### [WHAT YOU NEED TO DO]
Isolate every line in the data with the string "inspecteurs" and copy it.

──────── THE RECORDS

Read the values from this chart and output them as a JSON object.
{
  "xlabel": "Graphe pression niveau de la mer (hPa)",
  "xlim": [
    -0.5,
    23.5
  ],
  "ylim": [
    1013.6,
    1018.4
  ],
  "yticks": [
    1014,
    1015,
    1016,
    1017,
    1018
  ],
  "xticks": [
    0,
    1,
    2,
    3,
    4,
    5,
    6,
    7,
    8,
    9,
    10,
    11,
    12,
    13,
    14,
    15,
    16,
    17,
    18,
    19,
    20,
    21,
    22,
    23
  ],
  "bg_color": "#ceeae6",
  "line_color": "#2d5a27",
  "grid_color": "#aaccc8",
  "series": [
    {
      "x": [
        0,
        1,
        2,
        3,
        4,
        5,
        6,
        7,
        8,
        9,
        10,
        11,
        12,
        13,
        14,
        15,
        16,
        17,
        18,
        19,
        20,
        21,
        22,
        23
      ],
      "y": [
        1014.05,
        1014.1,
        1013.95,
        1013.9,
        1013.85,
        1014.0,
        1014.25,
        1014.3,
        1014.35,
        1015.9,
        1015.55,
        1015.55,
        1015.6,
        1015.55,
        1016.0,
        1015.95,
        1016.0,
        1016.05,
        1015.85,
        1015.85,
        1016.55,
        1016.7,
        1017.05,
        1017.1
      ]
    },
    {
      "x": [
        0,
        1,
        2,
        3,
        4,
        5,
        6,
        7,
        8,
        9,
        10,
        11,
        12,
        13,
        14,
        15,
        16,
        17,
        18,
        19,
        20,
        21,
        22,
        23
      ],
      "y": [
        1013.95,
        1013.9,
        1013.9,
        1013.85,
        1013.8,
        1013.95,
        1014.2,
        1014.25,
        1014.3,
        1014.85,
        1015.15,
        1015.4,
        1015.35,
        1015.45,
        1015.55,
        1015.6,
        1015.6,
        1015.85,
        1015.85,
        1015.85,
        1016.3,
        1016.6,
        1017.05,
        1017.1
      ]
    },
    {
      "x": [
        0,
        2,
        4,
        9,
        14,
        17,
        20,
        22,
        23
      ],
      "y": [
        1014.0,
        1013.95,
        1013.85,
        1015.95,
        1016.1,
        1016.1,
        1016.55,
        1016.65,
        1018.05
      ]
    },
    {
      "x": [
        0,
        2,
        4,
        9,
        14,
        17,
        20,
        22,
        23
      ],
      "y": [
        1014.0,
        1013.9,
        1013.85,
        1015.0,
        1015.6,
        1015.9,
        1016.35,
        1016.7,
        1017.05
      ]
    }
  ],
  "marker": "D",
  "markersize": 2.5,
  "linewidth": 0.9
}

────────────────
──────── THE RECORDS

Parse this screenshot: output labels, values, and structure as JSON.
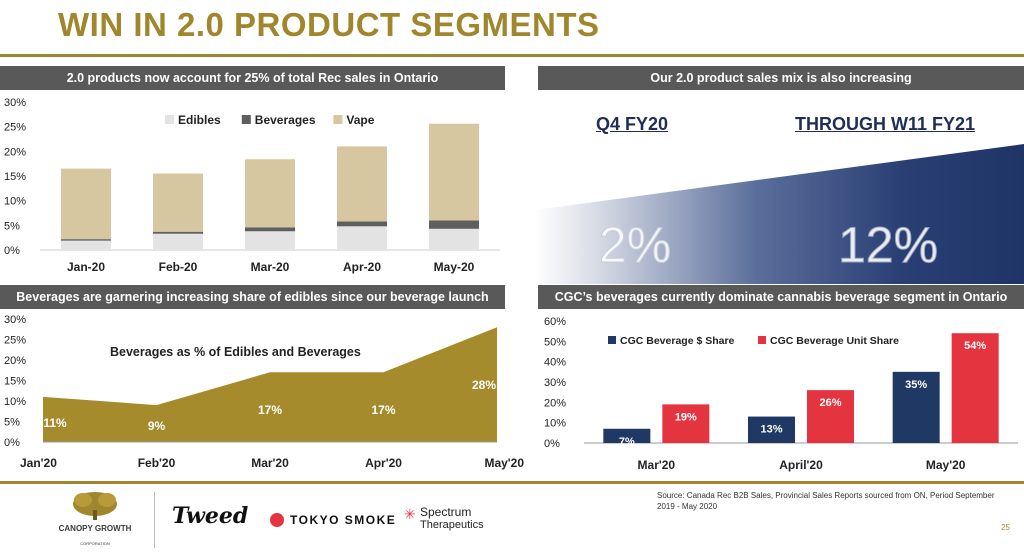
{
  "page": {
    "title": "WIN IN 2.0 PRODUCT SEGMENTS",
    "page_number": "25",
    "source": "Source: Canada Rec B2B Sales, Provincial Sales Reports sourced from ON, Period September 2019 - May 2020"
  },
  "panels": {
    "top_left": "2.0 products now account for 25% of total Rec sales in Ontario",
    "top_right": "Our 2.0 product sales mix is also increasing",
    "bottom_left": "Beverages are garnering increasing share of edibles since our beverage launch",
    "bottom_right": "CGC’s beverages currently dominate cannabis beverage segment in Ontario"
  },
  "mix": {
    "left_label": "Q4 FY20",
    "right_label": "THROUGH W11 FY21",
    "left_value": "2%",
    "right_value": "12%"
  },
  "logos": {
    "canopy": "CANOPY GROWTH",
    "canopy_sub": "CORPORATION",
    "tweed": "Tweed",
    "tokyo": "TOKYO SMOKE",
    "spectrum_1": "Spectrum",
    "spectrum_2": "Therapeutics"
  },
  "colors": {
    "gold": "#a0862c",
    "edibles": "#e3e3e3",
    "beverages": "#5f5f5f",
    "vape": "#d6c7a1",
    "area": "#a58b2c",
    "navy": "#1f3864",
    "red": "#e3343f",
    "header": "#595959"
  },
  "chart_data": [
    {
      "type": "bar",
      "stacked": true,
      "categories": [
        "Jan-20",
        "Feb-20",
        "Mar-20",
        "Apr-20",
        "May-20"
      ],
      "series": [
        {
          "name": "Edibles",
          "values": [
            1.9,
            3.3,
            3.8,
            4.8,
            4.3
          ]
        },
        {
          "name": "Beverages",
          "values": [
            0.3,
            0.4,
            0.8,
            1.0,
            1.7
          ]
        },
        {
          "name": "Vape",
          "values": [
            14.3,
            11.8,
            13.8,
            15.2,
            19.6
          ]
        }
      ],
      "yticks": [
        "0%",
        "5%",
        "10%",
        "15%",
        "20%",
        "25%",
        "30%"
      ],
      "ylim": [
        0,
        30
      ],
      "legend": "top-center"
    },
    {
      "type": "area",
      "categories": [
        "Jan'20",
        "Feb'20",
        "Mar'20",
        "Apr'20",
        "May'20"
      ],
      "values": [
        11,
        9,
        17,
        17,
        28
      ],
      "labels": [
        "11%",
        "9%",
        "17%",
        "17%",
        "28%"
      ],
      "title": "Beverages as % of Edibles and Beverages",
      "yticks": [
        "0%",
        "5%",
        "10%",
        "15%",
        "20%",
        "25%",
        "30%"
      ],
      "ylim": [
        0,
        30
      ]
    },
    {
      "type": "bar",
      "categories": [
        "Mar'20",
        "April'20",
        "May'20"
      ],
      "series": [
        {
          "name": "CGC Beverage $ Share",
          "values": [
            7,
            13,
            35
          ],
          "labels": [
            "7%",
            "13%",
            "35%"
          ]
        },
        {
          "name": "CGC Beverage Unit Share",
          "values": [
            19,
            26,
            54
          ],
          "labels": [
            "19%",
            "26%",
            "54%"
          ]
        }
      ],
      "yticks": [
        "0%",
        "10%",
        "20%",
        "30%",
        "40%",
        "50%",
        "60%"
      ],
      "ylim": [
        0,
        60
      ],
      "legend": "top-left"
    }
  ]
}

────────────────
──────── THE RECORDS

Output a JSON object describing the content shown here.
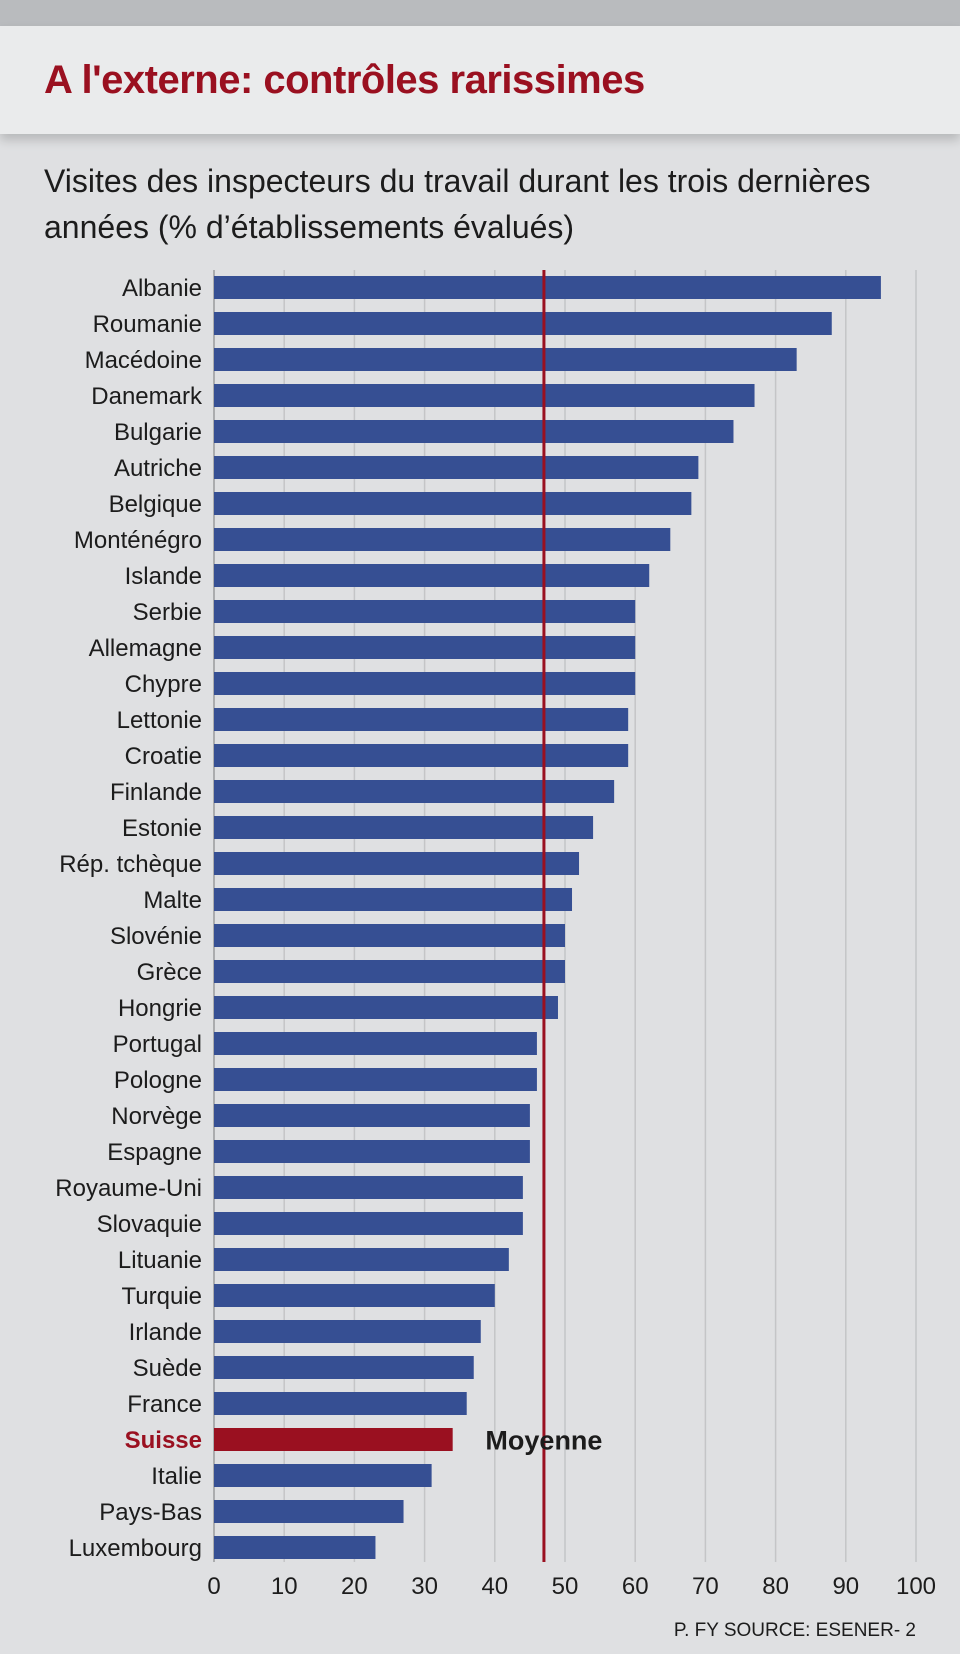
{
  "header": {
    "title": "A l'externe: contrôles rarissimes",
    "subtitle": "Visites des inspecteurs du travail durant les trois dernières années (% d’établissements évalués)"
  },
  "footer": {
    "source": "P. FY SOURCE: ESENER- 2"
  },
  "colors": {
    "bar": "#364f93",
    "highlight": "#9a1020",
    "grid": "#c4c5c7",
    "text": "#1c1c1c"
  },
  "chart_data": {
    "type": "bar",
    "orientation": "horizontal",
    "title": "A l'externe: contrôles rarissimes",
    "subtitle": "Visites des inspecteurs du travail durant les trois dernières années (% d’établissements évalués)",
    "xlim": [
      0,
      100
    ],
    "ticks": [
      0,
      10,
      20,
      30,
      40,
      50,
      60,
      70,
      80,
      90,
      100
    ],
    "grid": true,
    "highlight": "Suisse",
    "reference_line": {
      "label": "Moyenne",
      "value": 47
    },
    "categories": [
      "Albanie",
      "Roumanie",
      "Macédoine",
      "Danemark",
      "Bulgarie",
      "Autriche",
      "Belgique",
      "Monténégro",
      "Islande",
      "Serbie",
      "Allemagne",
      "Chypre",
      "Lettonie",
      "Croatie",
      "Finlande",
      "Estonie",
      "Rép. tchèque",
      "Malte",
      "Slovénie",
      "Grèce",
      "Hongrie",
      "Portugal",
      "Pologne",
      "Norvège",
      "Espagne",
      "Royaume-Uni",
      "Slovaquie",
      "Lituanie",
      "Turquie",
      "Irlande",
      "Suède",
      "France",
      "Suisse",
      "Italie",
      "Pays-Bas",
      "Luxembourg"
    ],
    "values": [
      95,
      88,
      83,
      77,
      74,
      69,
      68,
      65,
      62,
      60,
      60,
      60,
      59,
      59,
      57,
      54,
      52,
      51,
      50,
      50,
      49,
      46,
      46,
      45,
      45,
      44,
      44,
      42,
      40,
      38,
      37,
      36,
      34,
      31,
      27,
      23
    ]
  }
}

────────────────

### [RESULT OF THIS EXERCISE]
    "subtitle": "Visites des inspecteurs du travail durant les trois dernières années (% d’établissements évalués)"
    "subtitle": "Visites des inspecteurs du travail durant les trois dernières années (% d’établissements évalués)",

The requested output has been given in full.